Figure dataset records:
○ ○ ○ ○ ○ ○ ○

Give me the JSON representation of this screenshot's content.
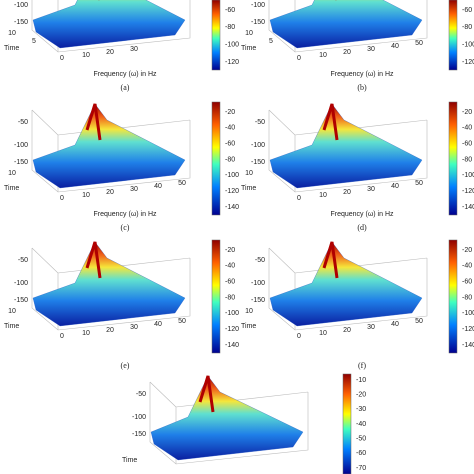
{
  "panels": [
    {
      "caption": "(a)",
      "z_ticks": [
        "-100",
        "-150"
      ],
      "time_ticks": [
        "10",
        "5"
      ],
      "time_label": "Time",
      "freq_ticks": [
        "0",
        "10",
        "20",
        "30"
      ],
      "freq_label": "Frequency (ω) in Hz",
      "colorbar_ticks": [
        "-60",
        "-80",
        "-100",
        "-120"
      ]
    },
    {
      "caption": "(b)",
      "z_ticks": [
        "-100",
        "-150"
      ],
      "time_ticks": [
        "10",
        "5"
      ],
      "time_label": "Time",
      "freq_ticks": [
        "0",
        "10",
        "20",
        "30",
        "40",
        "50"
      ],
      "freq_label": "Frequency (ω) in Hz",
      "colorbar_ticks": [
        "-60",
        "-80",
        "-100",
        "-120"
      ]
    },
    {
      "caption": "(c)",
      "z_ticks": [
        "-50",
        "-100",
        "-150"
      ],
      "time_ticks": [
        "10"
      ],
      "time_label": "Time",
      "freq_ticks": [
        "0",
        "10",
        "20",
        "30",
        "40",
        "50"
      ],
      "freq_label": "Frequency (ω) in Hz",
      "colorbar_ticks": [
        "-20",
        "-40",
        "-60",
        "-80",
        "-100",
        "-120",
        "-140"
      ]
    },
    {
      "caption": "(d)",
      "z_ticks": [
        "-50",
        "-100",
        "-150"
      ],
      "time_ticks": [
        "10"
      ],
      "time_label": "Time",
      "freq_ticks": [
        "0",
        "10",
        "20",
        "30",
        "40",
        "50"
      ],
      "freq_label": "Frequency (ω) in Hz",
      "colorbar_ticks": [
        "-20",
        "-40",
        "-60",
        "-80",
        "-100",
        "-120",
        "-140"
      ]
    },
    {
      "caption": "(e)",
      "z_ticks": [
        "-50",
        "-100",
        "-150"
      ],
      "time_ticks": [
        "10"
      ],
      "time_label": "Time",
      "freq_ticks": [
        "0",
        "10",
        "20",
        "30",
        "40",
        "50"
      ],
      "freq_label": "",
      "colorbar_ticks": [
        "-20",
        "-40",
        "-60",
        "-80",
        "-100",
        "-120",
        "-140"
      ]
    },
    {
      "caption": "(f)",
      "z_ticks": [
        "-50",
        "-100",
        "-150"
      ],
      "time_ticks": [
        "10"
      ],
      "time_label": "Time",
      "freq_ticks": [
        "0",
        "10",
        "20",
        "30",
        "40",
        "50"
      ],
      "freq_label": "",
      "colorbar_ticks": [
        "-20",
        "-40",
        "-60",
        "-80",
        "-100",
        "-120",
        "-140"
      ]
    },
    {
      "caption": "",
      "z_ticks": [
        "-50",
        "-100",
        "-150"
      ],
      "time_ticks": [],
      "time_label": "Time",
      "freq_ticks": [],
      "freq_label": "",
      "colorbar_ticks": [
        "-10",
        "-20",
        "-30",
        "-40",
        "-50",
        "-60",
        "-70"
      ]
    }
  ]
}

○ ○ ○ ○ ○ ○ ○

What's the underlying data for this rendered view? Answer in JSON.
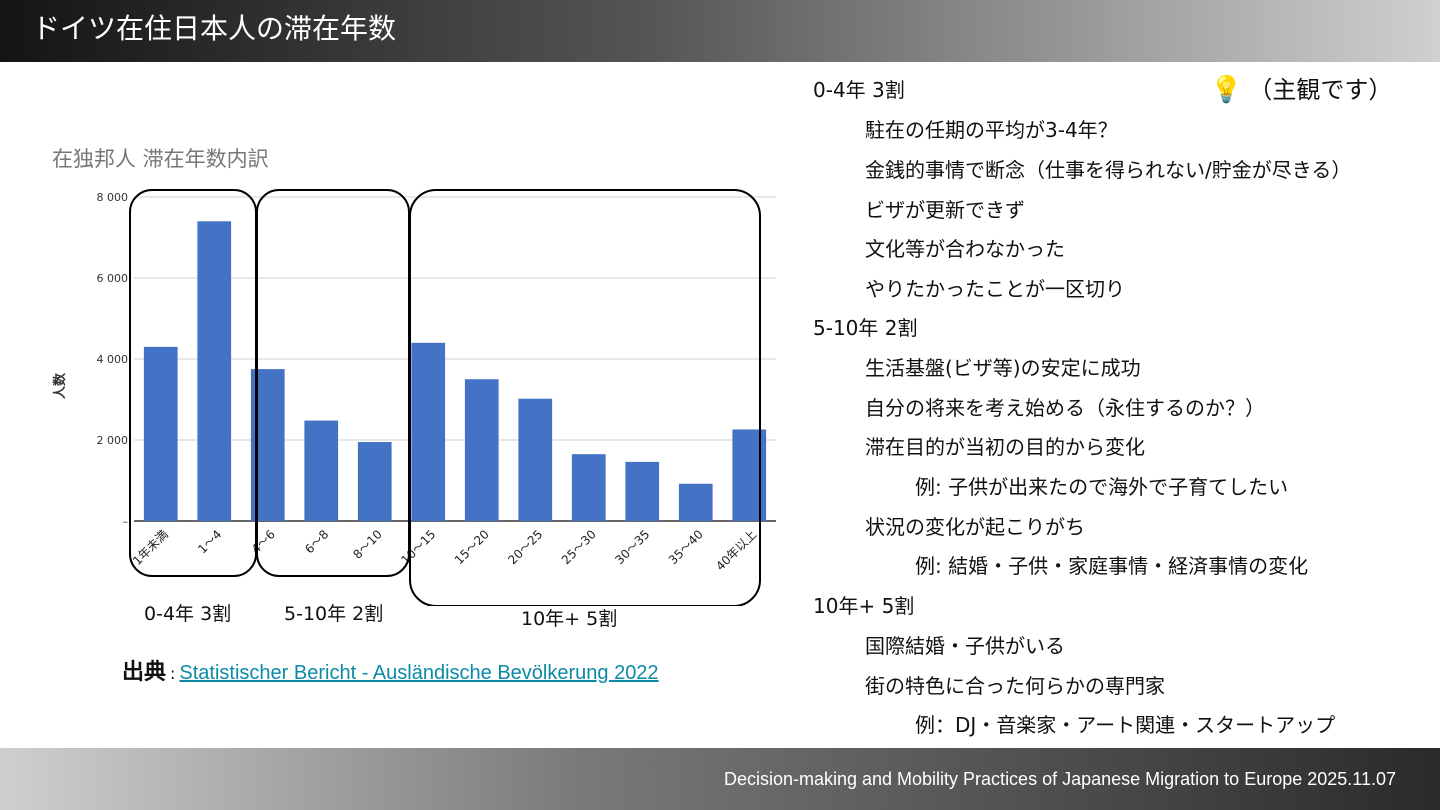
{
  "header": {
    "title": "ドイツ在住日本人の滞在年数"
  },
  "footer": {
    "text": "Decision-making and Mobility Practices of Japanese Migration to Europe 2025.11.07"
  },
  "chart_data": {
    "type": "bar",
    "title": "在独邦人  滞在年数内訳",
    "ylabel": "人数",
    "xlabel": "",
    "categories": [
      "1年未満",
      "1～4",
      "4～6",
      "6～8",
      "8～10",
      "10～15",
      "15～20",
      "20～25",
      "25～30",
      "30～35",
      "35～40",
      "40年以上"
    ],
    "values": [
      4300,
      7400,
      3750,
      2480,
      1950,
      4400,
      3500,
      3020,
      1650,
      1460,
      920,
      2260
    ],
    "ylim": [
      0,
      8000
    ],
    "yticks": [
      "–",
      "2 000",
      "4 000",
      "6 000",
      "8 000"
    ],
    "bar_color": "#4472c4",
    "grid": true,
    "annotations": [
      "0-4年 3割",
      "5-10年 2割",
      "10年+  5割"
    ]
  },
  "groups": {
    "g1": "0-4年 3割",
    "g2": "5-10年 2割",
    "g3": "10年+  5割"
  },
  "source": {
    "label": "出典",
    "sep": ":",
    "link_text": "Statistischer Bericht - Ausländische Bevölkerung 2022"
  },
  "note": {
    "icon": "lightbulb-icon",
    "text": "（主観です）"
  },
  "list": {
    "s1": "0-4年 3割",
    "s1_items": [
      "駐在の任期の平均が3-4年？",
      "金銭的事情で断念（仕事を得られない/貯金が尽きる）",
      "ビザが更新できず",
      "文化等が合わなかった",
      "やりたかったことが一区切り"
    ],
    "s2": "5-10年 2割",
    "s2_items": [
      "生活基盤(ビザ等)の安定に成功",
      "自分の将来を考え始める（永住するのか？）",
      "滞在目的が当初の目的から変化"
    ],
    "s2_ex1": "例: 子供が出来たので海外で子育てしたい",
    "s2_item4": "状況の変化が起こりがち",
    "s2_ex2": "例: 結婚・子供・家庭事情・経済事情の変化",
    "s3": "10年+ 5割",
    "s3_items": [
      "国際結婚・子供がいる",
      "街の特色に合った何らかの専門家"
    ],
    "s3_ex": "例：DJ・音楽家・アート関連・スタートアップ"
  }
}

○ ○ ○ ○ ○ ○ ○

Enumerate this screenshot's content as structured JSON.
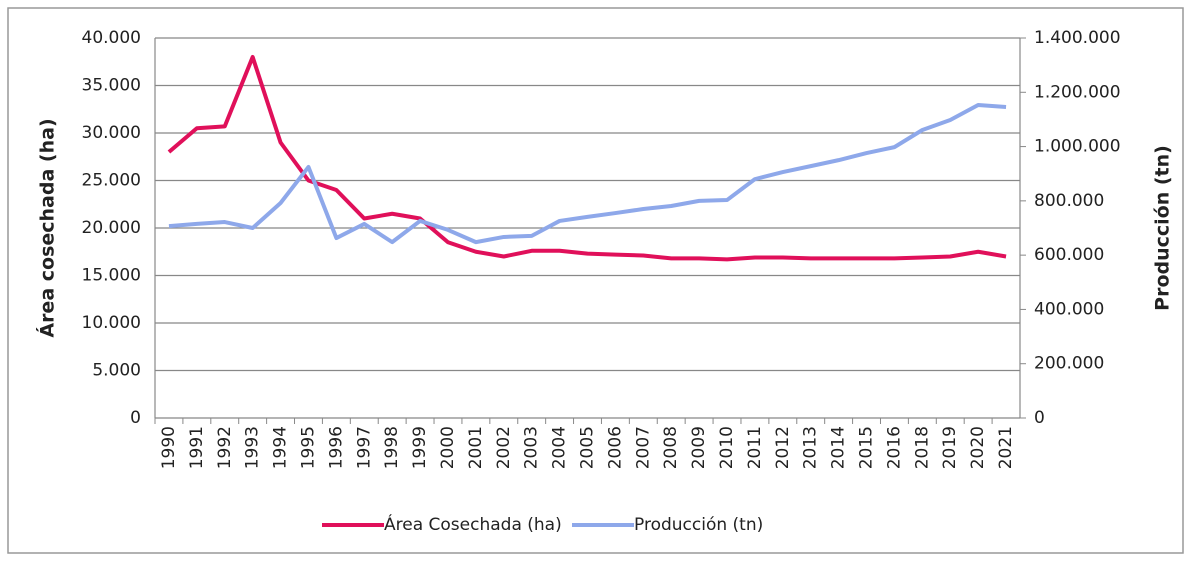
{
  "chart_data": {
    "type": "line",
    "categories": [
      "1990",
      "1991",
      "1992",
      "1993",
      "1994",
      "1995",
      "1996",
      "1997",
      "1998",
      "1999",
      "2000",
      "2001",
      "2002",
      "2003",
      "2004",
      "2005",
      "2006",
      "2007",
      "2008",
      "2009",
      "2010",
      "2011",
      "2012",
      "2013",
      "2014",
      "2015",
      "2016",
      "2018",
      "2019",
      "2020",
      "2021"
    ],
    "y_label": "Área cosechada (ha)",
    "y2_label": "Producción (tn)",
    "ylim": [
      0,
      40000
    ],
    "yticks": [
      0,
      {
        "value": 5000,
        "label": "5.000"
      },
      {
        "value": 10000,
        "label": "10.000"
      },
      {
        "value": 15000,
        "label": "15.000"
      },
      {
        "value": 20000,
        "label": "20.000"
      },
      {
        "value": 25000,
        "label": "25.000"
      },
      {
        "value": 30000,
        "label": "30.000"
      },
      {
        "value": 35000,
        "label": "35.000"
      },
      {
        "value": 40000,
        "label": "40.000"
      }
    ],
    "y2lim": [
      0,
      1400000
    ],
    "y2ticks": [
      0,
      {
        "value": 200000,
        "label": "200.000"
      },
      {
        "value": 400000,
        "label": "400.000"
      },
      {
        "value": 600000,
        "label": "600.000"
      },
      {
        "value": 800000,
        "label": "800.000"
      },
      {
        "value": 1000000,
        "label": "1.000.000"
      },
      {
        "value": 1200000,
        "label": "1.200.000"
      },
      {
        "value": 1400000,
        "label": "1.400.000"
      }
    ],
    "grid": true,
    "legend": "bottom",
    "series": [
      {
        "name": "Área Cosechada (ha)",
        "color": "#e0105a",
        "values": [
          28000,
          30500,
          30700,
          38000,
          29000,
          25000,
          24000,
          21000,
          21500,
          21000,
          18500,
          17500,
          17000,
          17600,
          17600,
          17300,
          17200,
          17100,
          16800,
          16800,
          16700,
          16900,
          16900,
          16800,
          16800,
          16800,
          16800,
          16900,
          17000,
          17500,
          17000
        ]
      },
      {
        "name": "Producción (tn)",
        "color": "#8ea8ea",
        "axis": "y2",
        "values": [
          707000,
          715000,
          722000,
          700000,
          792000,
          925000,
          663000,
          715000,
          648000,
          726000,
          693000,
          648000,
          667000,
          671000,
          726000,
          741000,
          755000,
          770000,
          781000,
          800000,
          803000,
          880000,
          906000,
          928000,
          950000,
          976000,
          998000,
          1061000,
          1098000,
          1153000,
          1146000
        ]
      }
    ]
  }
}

○ ○ ○ ○ ○ ○ ○

STATED PROBLEM: Pick out each line above that includes "caption" and show it.

PROBLEM SOLUTION:
      "caption": "(a)",
      "caption": "(b)",
      "caption": "(c)",
      "caption": "(d)",
      "caption": "(e)",
      "caption": "(f)",
      "caption": "",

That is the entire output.